[Collected data entries]
^^^^

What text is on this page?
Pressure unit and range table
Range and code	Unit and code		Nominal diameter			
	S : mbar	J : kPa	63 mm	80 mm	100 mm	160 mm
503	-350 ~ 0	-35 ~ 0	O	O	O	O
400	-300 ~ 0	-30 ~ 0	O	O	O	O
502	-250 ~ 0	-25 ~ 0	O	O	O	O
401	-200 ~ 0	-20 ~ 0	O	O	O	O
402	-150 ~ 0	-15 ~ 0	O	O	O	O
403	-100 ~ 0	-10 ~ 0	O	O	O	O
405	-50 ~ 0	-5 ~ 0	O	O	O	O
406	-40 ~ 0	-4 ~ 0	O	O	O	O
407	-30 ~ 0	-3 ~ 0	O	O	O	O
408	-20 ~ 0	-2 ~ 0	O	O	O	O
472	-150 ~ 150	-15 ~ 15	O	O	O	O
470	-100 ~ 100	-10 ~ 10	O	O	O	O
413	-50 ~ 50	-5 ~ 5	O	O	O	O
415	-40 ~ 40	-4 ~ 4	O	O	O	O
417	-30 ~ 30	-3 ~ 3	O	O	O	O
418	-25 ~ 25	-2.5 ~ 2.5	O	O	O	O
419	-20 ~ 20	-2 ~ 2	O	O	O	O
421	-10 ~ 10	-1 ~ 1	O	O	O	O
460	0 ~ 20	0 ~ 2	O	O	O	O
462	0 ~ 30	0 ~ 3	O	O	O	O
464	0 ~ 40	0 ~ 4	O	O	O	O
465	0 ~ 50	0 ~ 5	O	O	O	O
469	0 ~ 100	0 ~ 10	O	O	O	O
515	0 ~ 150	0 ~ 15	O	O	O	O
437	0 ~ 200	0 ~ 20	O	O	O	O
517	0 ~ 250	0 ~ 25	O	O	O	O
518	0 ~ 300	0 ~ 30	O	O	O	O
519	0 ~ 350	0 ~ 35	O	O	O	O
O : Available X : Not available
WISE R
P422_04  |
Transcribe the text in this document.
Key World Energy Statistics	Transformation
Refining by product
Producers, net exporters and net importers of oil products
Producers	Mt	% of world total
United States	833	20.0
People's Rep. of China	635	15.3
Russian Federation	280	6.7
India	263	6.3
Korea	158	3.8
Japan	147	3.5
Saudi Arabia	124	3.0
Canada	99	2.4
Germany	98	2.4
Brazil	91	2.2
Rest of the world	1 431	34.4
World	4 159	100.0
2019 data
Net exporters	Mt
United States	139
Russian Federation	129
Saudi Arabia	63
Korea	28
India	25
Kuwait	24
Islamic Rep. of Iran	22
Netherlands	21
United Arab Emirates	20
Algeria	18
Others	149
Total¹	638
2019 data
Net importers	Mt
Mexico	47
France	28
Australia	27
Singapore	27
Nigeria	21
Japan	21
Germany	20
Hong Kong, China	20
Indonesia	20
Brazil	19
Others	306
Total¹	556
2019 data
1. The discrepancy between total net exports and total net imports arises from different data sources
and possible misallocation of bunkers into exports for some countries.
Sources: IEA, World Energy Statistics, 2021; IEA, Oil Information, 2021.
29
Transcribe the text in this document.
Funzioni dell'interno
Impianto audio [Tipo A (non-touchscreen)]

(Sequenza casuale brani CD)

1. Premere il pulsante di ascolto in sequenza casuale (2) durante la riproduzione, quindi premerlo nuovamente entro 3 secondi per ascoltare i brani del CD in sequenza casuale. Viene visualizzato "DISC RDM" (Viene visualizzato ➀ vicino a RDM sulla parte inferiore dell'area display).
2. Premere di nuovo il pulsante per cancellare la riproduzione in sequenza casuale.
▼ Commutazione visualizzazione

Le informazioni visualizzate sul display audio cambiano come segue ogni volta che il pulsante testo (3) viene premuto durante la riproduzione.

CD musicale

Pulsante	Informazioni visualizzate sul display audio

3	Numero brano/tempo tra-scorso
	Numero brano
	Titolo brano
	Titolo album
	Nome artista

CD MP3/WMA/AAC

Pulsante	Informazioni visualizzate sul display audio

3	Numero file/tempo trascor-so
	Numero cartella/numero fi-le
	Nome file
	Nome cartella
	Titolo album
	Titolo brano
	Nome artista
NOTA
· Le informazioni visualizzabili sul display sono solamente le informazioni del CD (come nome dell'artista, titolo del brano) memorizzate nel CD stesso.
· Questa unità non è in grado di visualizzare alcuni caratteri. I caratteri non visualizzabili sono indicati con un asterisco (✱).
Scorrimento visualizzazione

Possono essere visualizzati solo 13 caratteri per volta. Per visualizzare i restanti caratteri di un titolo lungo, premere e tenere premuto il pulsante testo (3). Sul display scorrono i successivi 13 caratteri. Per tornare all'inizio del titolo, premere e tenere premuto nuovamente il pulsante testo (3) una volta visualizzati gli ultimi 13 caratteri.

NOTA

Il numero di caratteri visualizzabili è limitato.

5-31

^^^^

AIM: All entries must be repeated verbatim.

FINAL ANSWER:
What text is on this page?
Pressure unit and range table
Range and code	Unit and code		Nominal diameter			
	S : mbar	J : kPa	63 mm	80 mm	100 mm	160 mm
503	-350 ~ 0	-35 ~ 0	O	O	O	O
400	-300 ~ 0	-30 ~ 0	O	O	O	O
502	-250 ~ 0	-25 ~ 0	O	O	O	O
401	-200 ~ 0	-20 ~ 0	O	O	O	O
402	-150 ~ 0	-15 ~ 0	O	O	O	O
403	-100 ~ 0	-10 ~ 0	O	O	O	O
405	-50 ~ 0	-5 ~ 0	O	O	O	O
406	-40 ~ 0	-4 ~ 0	O	O	O	O
407	-30 ~ 0	-3 ~ 0	O	O	O	O
408	-20 ~ 0	-2 ~ 0	O	O	O	O
472	-150 ~ 150	-15 ~ 15	O	O	O	O
470	-100 ~ 100	-10 ~ 10	O	O	O	O
413	-50 ~ 50	-5 ~ 5	O	O	O	O
415	-40 ~ 40	-4 ~ 4	O	O	O	O
417	-30 ~ 30	-3 ~ 3	O	O	O	O
418	-25 ~ 25	-2.5 ~ 2.5	O	O	O	O
419	-20 ~ 20	-2 ~ 2	O	O	O	O
421	-10 ~ 10	-1 ~ 1	O	O	O	O
460	0 ~ 20	0 ~ 2	O	O	O	O
462	0 ~ 30	0 ~ 3	O	O	O	O
464	0 ~ 40	0 ~ 4	O	O	O	O
465	0 ~ 50	0 ~ 5	O	O	O	O
469	0 ~ 100	0 ~ 10	O	O	O	O
515	0 ~ 150	0 ~ 15	O	O	O	O
437	0 ~ 200	0 ~ 20	O	O	O	O
517	0 ~ 250	0 ~ 25	O	O	O	O
518	0 ~ 300	0 ~ 30	O	O	O	O
519	0 ~ 350	0 ~ 35	O	O	O	O
O : Available X : Not available
WISE R
P422_04  |
Transcribe the text in this document.
Key World Energy Statistics	Transformation
Refining by product
Producers, net exporters and net importers of oil products
Producers	Mt	% of world total
United States	833	20.0
People's Rep. of China	635	15.3
Russian Federation	280	6.7
India	263	6.3
Korea	158	3.8
Japan	147	3.5
Saudi Arabia	124	3.0
Canada	99	2.4
Germany	98	2.4
Brazil	91	2.2
Rest of the world	1 431	34.4
World	4 159	100.0
2019 data
Net exporters	Mt
United States	139
Russian Federation	129
Saudi Arabia	63
Korea	28
India	25
Kuwait	24
Islamic Rep. of Iran	22
Netherlands	21
United Arab Emirates	20
Algeria	18
Others	149
Total¹	638
2019 data
Net importers	Mt
Mexico	47
France	28
Australia	27
Singapore	27
Nigeria	21
Japan	21
Germany	20
Hong Kong, China	20
Indonesia	20
Brazil	19
Others	306
Total¹	556
2019 data
1. The discrepancy between total net exports and total net imports arises from different data sources
and possible misallocation of bunkers into exports for some countries.
Sources: IEA, World Energy Statistics, 2021; IEA, Oil Information, 2021.
29
Transcribe the text in this document.
Funzioni dell'interno
Impianto audio [Tipo A (non-touchscreen)]

(Sequenza casuale brani CD)

1. Premere il pulsante di ascolto in sequenza casuale (2) durante la riproduzione, quindi premerlo nuovamente entro 3 secondi per ascoltare i brani del CD in sequenza casuale. Viene visualizzato "DISC RDM" (Viene visualizzato ➀ vicino a RDM sulla parte inferiore dell'area display).
2. Premere di nuovo il pulsante per cancellare la riproduzione in sequenza casuale.
▼ Commutazione visualizzazione

Le informazioni visualizzate sul display audio cambiano come segue ogni volta che il pulsante testo (3) viene premuto durante la riproduzione.

CD musicale

Pulsante	Informazioni visualizzate sul display audio

3	Numero brano/tempo tra-scorso
	Numero brano
	Titolo brano
	Titolo album
	Nome artista

CD MP3/WMA/AAC

Pulsante	Informazioni visualizzate sul display audio

3	Numero file/tempo trascor-so
	Numero cartella/numero fi-le
	Nome file
	Nome cartella
	Titolo album
	Titolo brano
	Nome artista
NOTA
· Le informazioni visualizzabili sul display sono solamente le informazioni del CD (come nome dell'artista, titolo del brano) memorizzate nel CD stesso.
· Questa unità non è in grado di visualizzare alcuni caratteri. I caratteri non visualizzabili sono indicati con un asterisco (✱).
Scorrimento visualizzazione

Possono essere visualizzati solo 13 caratteri per volta. Per visualizzare i restanti caratteri di un titolo lungo, premere e tenere premuto il pulsante testo (3). Sul display scorrono i successivi 13 caratteri. Per tornare all'inizio del titolo, premere e tenere premuto nuovamente il pulsante testo (3) una volta visualizzati gli ultimi 13 caratteri.

NOTA

Il numero di caratteri visualizzabili è limitato.

5-31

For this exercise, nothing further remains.